**What you should do:** Write out the entries verbatim and leave the images out of the copy.

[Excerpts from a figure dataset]
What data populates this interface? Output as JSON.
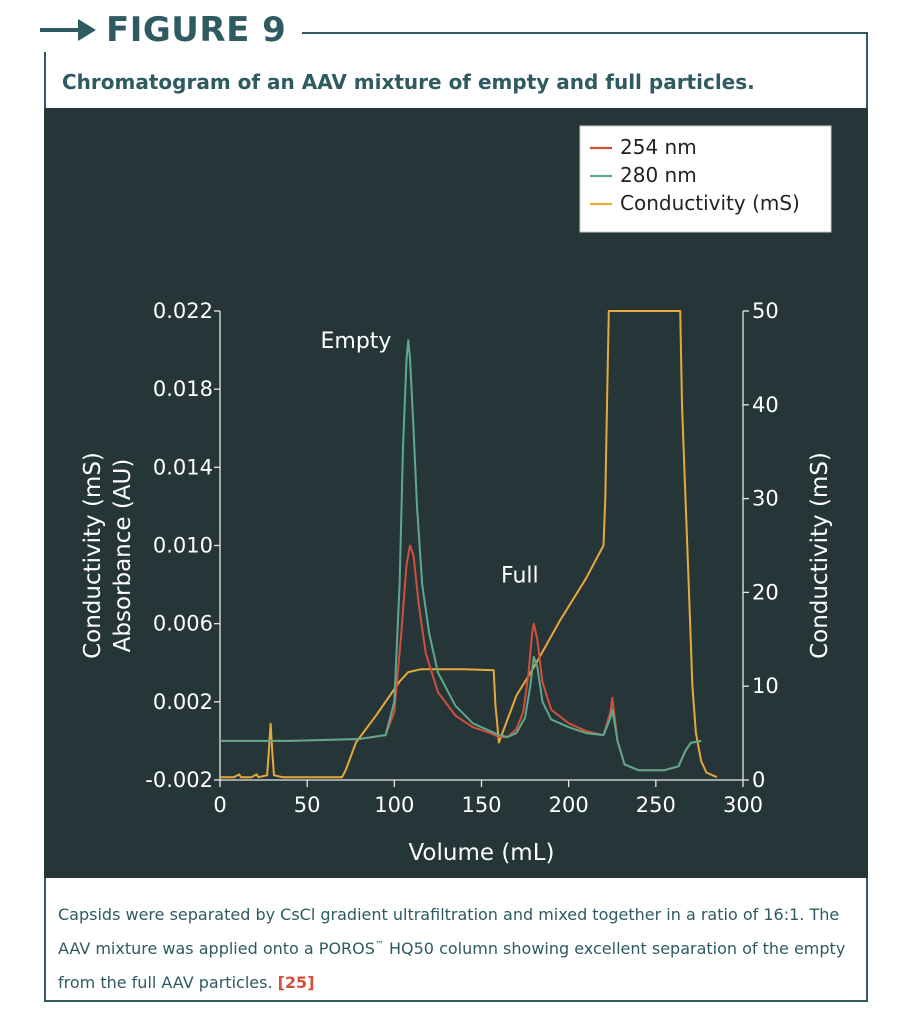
{
  "figure": {
    "label": "FIGURE 9",
    "subtitle": "Chromatogram of an AAV mixture of empty and full particles."
  },
  "caption": {
    "text": "Capsids were separated by CsCl gradient ultrafiltration and mixed together in a ratio of 16:1. The AAV mixture was applied onto a POROS",
    "trademark": "™",
    "text_after": " HQ50 column showing excellent separation of the empty from the full AAV particles. ",
    "reference": "[25]"
  },
  "colors": {
    "frame": "#2e5a61",
    "panel": "#263538",
    "s254": "#d1503a",
    "s280": "#5fa88e",
    "conductivity": "#e6a93a",
    "reference": "#d1503a"
  },
  "chart_data": {
    "type": "line",
    "xlabel": "Volume (mL)",
    "ylabel_left_lines": [
      "Conductivity (mS)",
      "Absorbance (AU)"
    ],
    "ylabel_right": "Conductivity (mS)",
    "xlim": [
      0,
      300
    ],
    "ylim_left": [
      -0.002,
      0.022
    ],
    "ylim_right": [
      0,
      50
    ],
    "x_ticks": [
      "0",
      "50",
      "100",
      "150",
      "200",
      "250",
      "300"
    ],
    "y_left_ticks": [
      "-0.002",
      "0.002",
      "0.006",
      "0.010",
      "0.014",
      "0.018",
      "0.022"
    ],
    "y_right_ticks": [
      "0",
      "10",
      "20",
      "30",
      "40",
      "50"
    ],
    "grid": false,
    "legend_position": "top-right",
    "annotations": [
      {
        "text": "Empty",
        "x": 78,
        "y": 0.0201
      },
      {
        "text": "Full",
        "x": 172,
        "y": 0.0081
      }
    ],
    "series": [
      {
        "name": "254 nm",
        "axis": "left",
        "points": [
          [
            0,
            0
          ],
          [
            40,
            0
          ],
          [
            80,
            0.0001
          ],
          [
            95,
            0.0003
          ],
          [
            100,
            0.0015
          ],
          [
            104,
            0.0055
          ],
          [
            107,
            0.009
          ],
          [
            109,
            0.01
          ],
          [
            111,
            0.0095
          ],
          [
            114,
            0.007
          ],
          [
            118,
            0.0045
          ],
          [
            125,
            0.0025
          ],
          [
            135,
            0.0013
          ],
          [
            145,
            0.0007
          ],
          [
            155,
            0.0004
          ],
          [
            160,
            0.0002
          ],
          [
            165,
            0.0002
          ],
          [
            170,
            0.0006
          ],
          [
            174,
            0.0015
          ],
          [
            177,
            0.0035
          ],
          [
            179,
            0.0055
          ],
          [
            180,
            0.006
          ],
          [
            182,
            0.0052
          ],
          [
            185,
            0.003
          ],
          [
            190,
            0.0016
          ],
          [
            200,
            0.0009
          ],
          [
            210,
            0.0005
          ],
          [
            220,
            0.0003
          ],
          [
            224,
            0.0015
          ],
          [
            225,
            0.0022
          ],
          [
            226,
            0.0015
          ],
          [
            228,
            0
          ],
          [
            232,
            -0.0012
          ],
          [
            240,
            -0.0015
          ],
          [
            255,
            -0.0015
          ],
          [
            263,
            -0.0013
          ],
          [
            267,
            -0.0005
          ],
          [
            270,
            -0.0001
          ],
          [
            276,
            0
          ]
        ]
      },
      {
        "name": "280 nm",
        "axis": "left",
        "points": [
          [
            0,
            0
          ],
          [
            40,
            0
          ],
          [
            80,
            0.0001
          ],
          [
            95,
            0.0003
          ],
          [
            100,
            0.002
          ],
          [
            103,
            0.008
          ],
          [
            105,
            0.015
          ],
          [
            107,
            0.0195
          ],
          [
            108,
            0.0205
          ],
          [
            109,
            0.0196
          ],
          [
            111,
            0.016
          ],
          [
            113,
            0.012
          ],
          [
            116,
            0.008
          ],
          [
            120,
            0.0055
          ],
          [
            125,
            0.0035
          ],
          [
            135,
            0.0018
          ],
          [
            145,
            0.0009
          ],
          [
            155,
            0.0005
          ],
          [
            160,
            0.0003
          ],
          [
            165,
            0.0002
          ],
          [
            170,
            0.0004
          ],
          [
            175,
            0.0012
          ],
          [
            178,
            0.0028
          ],
          [
            180,
            0.0043
          ],
          [
            182,
            0.0038
          ],
          [
            185,
            0.002
          ],
          [
            190,
            0.0011
          ],
          [
            200,
            0.0007
          ],
          [
            210,
            0.0004
          ],
          [
            220,
            0.0003
          ],
          [
            224,
            0.0012
          ],
          [
            225,
            0.0016
          ],
          [
            226,
            0.0011
          ],
          [
            228,
            0
          ],
          [
            232,
            -0.0012
          ],
          [
            240,
            -0.0015
          ],
          [
            255,
            -0.0015
          ],
          [
            263,
            -0.0013
          ],
          [
            267,
            -0.0005
          ],
          [
            270,
            -0.0001
          ],
          [
            276,
            0
          ]
        ]
      },
      {
        "name": "Conductivity (mS)",
        "axis": "right",
        "points": [
          [
            0,
            0.3
          ],
          [
            8,
            0.3
          ],
          [
            11,
            0.6
          ],
          [
            12,
            0.3
          ],
          [
            18,
            0.3
          ],
          [
            21,
            0.6
          ],
          [
            22,
            0.3
          ],
          [
            27,
            0.5
          ],
          [
            28,
            3
          ],
          [
            29,
            6
          ],
          [
            30,
            3
          ],
          [
            31,
            0.5
          ],
          [
            36,
            0.3
          ],
          [
            70,
            0.3
          ],
          [
            72,
            1
          ],
          [
            78,
            4
          ],
          [
            90,
            7
          ],
          [
            103,
            10.5
          ],
          [
            108,
            11.5
          ],
          [
            115,
            11.8
          ],
          [
            140,
            11.8
          ],
          [
            157,
            11.7
          ],
          [
            158,
            8
          ],
          [
            159,
            6
          ],
          [
            160,
            4
          ],
          [
            162,
            5
          ],
          [
            170,
            9
          ],
          [
            180,
            12
          ],
          [
            195,
            17
          ],
          [
            210,
            21.5
          ],
          [
            220,
            25
          ],
          [
            221,
            30
          ],
          [
            222,
            40
          ],
          [
            223,
            50
          ],
          [
            264,
            50
          ],
          [
            265,
            40
          ],
          [
            267,
            30
          ],
          [
            269,
            20
          ],
          [
            271,
            10
          ],
          [
            273,
            5
          ],
          [
            276,
            2
          ],
          [
            279,
            0.8
          ],
          [
            285,
            0.3
          ]
        ]
      }
    ]
  }
}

**Complete output:**
What data populates this interface? Output as JSON.
{
  "figure": {
    "label": "FIGURE 9",
    "subtitle": "Chromatogram of an AAV mixture of empty and full particles."
  },
  "caption": {
    "text": "Capsids were separated by CsCl gradient ultrafiltration and mixed together in a ratio of 16:1. The AAV mixture was applied onto a POROS",
    "trademark": "™",
    "text_after": " HQ50 column showing excellent separation of the empty from the full AAV particles. ",
    "reference": "[25]"
  },
  "colors": {
    "frame": "#2e5a61",
    "panel": "#263538",
    "s254": "#d1503a",
    "s280": "#5fa88e",
    "conductivity": "#e6a93a",
    "reference": "#d1503a"
  },
  "chart_data": {
    "type": "line",
    "xlabel": "Volume (mL)",
    "ylabel_left_lines": [
      "Conductivity (mS)",
      "Absorbance (AU)"
    ],
    "ylabel_right": "Conductivity (mS)",
    "xlim": [
      0,
      300
    ],
    "ylim_left": [
      -0.002,
      0.022
    ],
    "ylim_right": [
      0,
      50
    ],
    "x_ticks": [
      "0",
      "50",
      "100",
      "150",
      "200",
      "250",
      "300"
    ],
    "y_left_ticks": [
      "-0.002",
      "0.002",
      "0.006",
      "0.010",
      "0.014",
      "0.018",
      "0.022"
    ],
    "y_right_ticks": [
      "0",
      "10",
      "20",
      "30",
      "40",
      "50"
    ],
    "grid": false,
    "legend_position": "top-right",
    "annotations": [
      {
        "text": "Empty",
        "x": 78,
        "y": 0.0201
      },
      {
        "text": "Full",
        "x": 172,
        "y": 0.0081
      }
    ],
    "series": [
      {
        "name": "254 nm",
        "axis": "left",
        "points": [
          [
            0,
            0
          ],
          [
            40,
            0
          ],
          [
            80,
            0.0001
          ],
          [
            95,
            0.0003
          ],
          [
            100,
            0.0015
          ],
          [
            104,
            0.0055
          ],
          [
            107,
            0.009
          ],
          [
            109,
            0.01
          ],
          [
            111,
            0.0095
          ],
          [
            114,
            0.007
          ],
          [
            118,
            0.0045
          ],
          [
            125,
            0.0025
          ],
          [
            135,
            0.0013
          ],
          [
            145,
            0.0007
          ],
          [
            155,
            0.0004
          ],
          [
            160,
            0.0002
          ],
          [
            165,
            0.0002
          ],
          [
            170,
            0.0006
          ],
          [
            174,
            0.0015
          ],
          [
            177,
            0.0035
          ],
          [
            179,
            0.0055
          ],
          [
            180,
            0.006
          ],
          [
            182,
            0.0052
          ],
          [
            185,
            0.003
          ],
          [
            190,
            0.0016
          ],
          [
            200,
            0.0009
          ],
          [
            210,
            0.0005
          ],
          [
            220,
            0.0003
          ],
          [
            224,
            0.0015
          ],
          [
            225,
            0.0022
          ],
          [
            226,
            0.0015
          ],
          [
            228,
            0
          ],
          [
            232,
            -0.0012
          ],
          [
            240,
            -0.0015
          ],
          [
            255,
            -0.0015
          ],
          [
            263,
            -0.0013
          ],
          [
            267,
            -0.0005
          ],
          [
            270,
            -0.0001
          ],
          [
            276,
            0
          ]
        ]
      },
      {
        "name": "280 nm",
        "axis": "left",
        "points": [
          [
            0,
            0
          ],
          [
            40,
            0
          ],
          [
            80,
            0.0001
          ],
          [
            95,
            0.0003
          ],
          [
            100,
            0.002
          ],
          [
            103,
            0.008
          ],
          [
            105,
            0.015
          ],
          [
            107,
            0.0195
          ],
          [
            108,
            0.0205
          ],
          [
            109,
            0.0196
          ],
          [
            111,
            0.016
          ],
          [
            113,
            0.012
          ],
          [
            116,
            0.008
          ],
          [
            120,
            0.0055
          ],
          [
            125,
            0.0035
          ],
          [
            135,
            0.0018
          ],
          [
            145,
            0.0009
          ],
          [
            155,
            0.0005
          ],
          [
            160,
            0.0003
          ],
          [
            165,
            0.0002
          ],
          [
            170,
            0.0004
          ],
          [
            175,
            0.0012
          ],
          [
            178,
            0.0028
          ],
          [
            180,
            0.0043
          ],
          [
            182,
            0.0038
          ],
          [
            185,
            0.002
          ],
          [
            190,
            0.0011
          ],
          [
            200,
            0.0007
          ],
          [
            210,
            0.0004
          ],
          [
            220,
            0.0003
          ],
          [
            224,
            0.0012
          ],
          [
            225,
            0.0016
          ],
          [
            226,
            0.0011
          ],
          [
            228,
            0
          ],
          [
            232,
            -0.0012
          ],
          [
            240,
            -0.0015
          ],
          [
            255,
            -0.0015
          ],
          [
            263,
            -0.0013
          ],
          [
            267,
            -0.0005
          ],
          [
            270,
            -0.0001
          ],
          [
            276,
            0
          ]
        ]
      },
      {
        "name": "Conductivity (mS)",
        "axis": "right",
        "points": [
          [
            0,
            0.3
          ],
          [
            8,
            0.3
          ],
          [
            11,
            0.6
          ],
          [
            12,
            0.3
          ],
          [
            18,
            0.3
          ],
          [
            21,
            0.6
          ],
          [
            22,
            0.3
          ],
          [
            27,
            0.5
          ],
          [
            28,
            3
          ],
          [
            29,
            6
          ],
          [
            30,
            3
          ],
          [
            31,
            0.5
          ],
          [
            36,
            0.3
          ],
          [
            70,
            0.3
          ],
          [
            72,
            1
          ],
          [
            78,
            4
          ],
          [
            90,
            7
          ],
          [
            103,
            10.5
          ],
          [
            108,
            11.5
          ],
          [
            115,
            11.8
          ],
          [
            140,
            11.8
          ],
          [
            157,
            11.7
          ],
          [
            158,
            8
          ],
          [
            159,
            6
          ],
          [
            160,
            4
          ],
          [
            162,
            5
          ],
          [
            170,
            9
          ],
          [
            180,
            12
          ],
          [
            195,
            17
          ],
          [
            210,
            21.5
          ],
          [
            220,
            25
          ],
          [
            221,
            30
          ],
          [
            222,
            40
          ],
          [
            223,
            50
          ],
          [
            264,
            50
          ],
          [
            265,
            40
          ],
          [
            267,
            30
          ],
          [
            269,
            20
          ],
          [
            271,
            10
          ],
          [
            273,
            5
          ],
          [
            276,
            2
          ],
          [
            279,
            0.8
          ],
          [
            285,
            0.3
          ]
        ]
      }
    ]
  }
}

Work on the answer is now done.